━━━━━ INFORMATION SHOWN ━━━━━

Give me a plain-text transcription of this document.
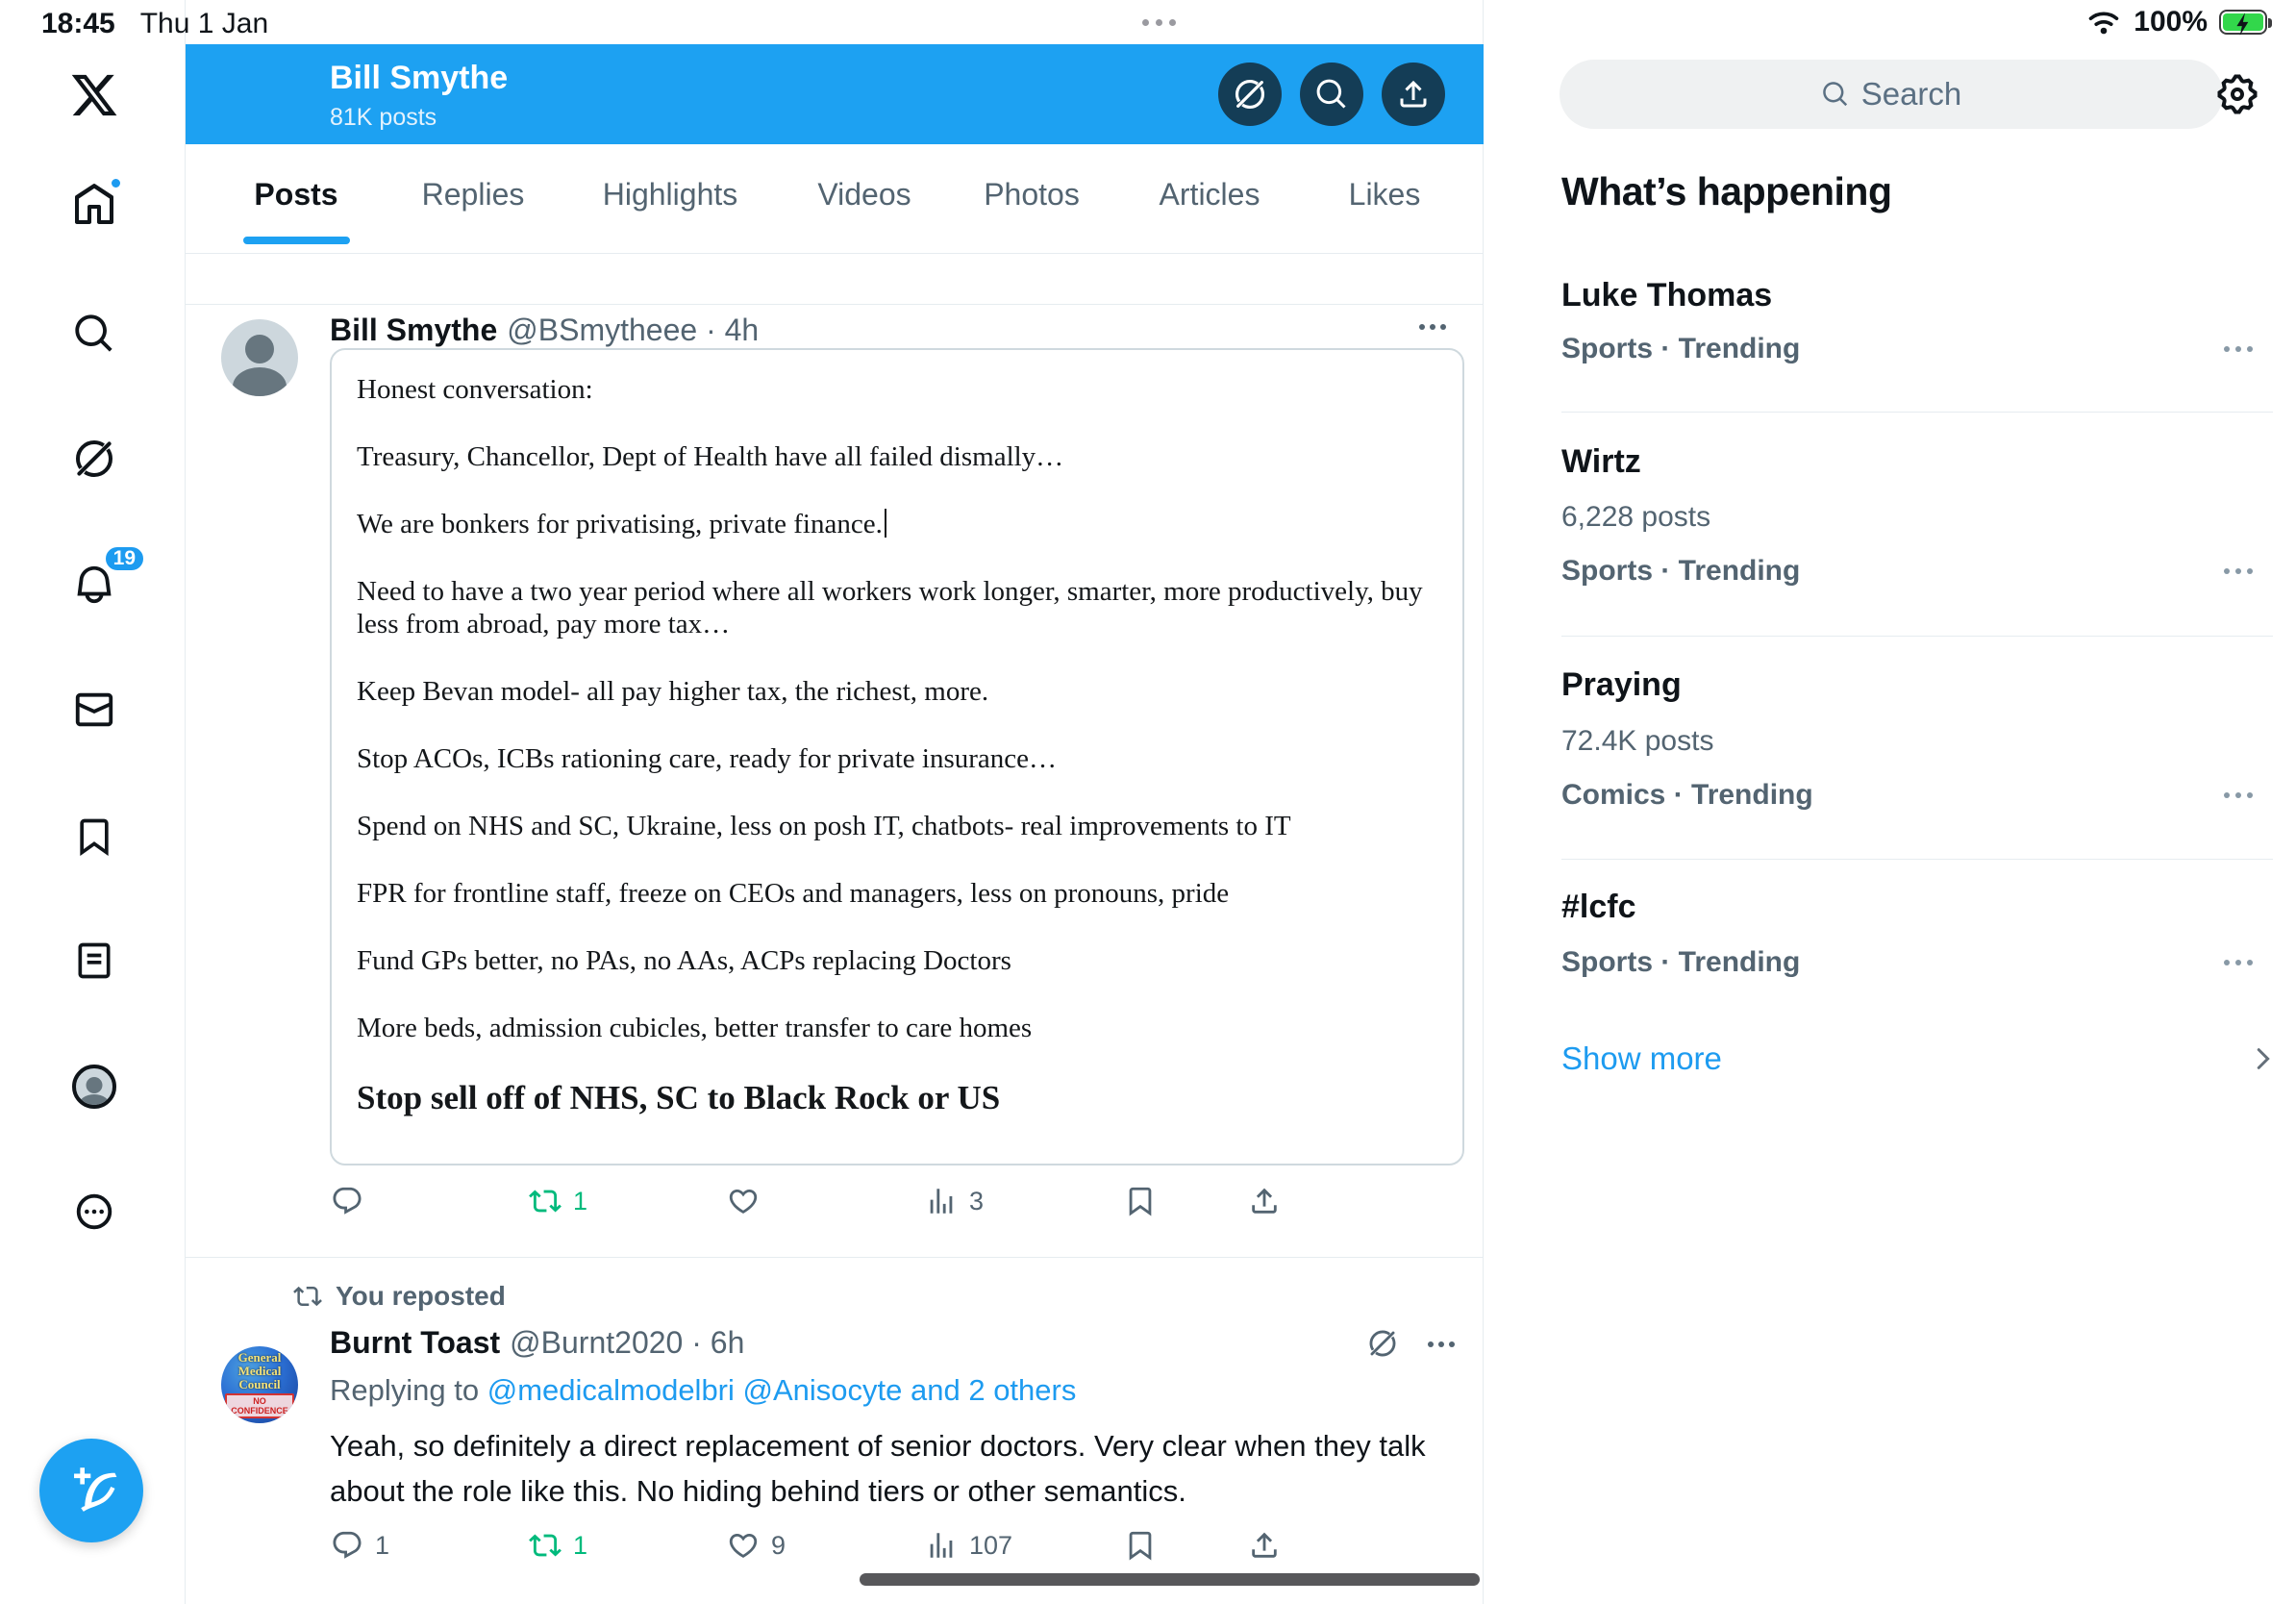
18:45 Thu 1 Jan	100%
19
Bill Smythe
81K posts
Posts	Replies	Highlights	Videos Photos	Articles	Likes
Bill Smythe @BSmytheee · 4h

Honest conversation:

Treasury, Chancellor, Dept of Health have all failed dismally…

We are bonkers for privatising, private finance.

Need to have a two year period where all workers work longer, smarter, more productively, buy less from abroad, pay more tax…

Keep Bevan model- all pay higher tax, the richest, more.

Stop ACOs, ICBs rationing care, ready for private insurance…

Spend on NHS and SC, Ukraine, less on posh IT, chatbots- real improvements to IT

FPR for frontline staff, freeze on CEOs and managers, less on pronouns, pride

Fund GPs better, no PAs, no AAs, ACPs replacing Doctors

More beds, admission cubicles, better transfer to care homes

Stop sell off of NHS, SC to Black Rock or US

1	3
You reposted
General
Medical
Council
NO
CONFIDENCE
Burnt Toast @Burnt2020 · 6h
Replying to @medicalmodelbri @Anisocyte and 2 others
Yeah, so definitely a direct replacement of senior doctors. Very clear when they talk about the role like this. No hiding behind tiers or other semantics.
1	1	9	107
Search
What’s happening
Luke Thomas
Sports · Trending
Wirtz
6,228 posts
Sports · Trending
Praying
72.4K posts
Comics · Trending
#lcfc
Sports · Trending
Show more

━━━━━

(STATED GOAL):
Your task is an exact transcription of all the data, minus the pictures.

(TASK RESULT):
Give me a plain-text transcription of this document.
18:45 Thu 1 Jan	100%
19
Bill Smythe
81K posts
Posts	Replies	Highlights	Videos Photos	Articles	Likes
Bill Smythe @BSmytheee · 4h

Honest conversation:

Treasury, Chancellor, Dept of Health have all failed dismally…

We are bonkers for privatising, private finance.

Need to have a two year period where all workers work longer, smarter, more productively, buy less from abroad, pay more tax…

Keep Bevan model- all pay higher tax, the richest, more.

Stop ACOs, ICBs rationing care, ready for private insurance…

Spend on NHS and SC, Ukraine, less on posh IT, chatbots- real improvements to IT

FPR for frontline staff, freeze on CEOs and managers, less on pronouns, pride

Fund GPs better, no PAs, no AAs, ACPs replacing Doctors

More beds, admission cubicles, better transfer to care homes

Stop sell off of NHS, SC to Black Rock or US

1	3
You reposted
General
Medical
Council
NO
CONFIDENCE
Burnt Toast @Burnt2020 · 6h
Replying to @medicalmodelbri @Anisocyte and 2 others
Yeah, so definitely a direct replacement of senior doctors. Very clear when they talk about the role like this. No hiding behind tiers or other semantics.
1	1	9	107
Search
What’s happening
Luke Thomas
Sports · Trending
Wirtz
6,228 posts
Sports · Trending
Praying
72.4K posts
Comics · Trending
#lcfc
Sports · Trending
Show more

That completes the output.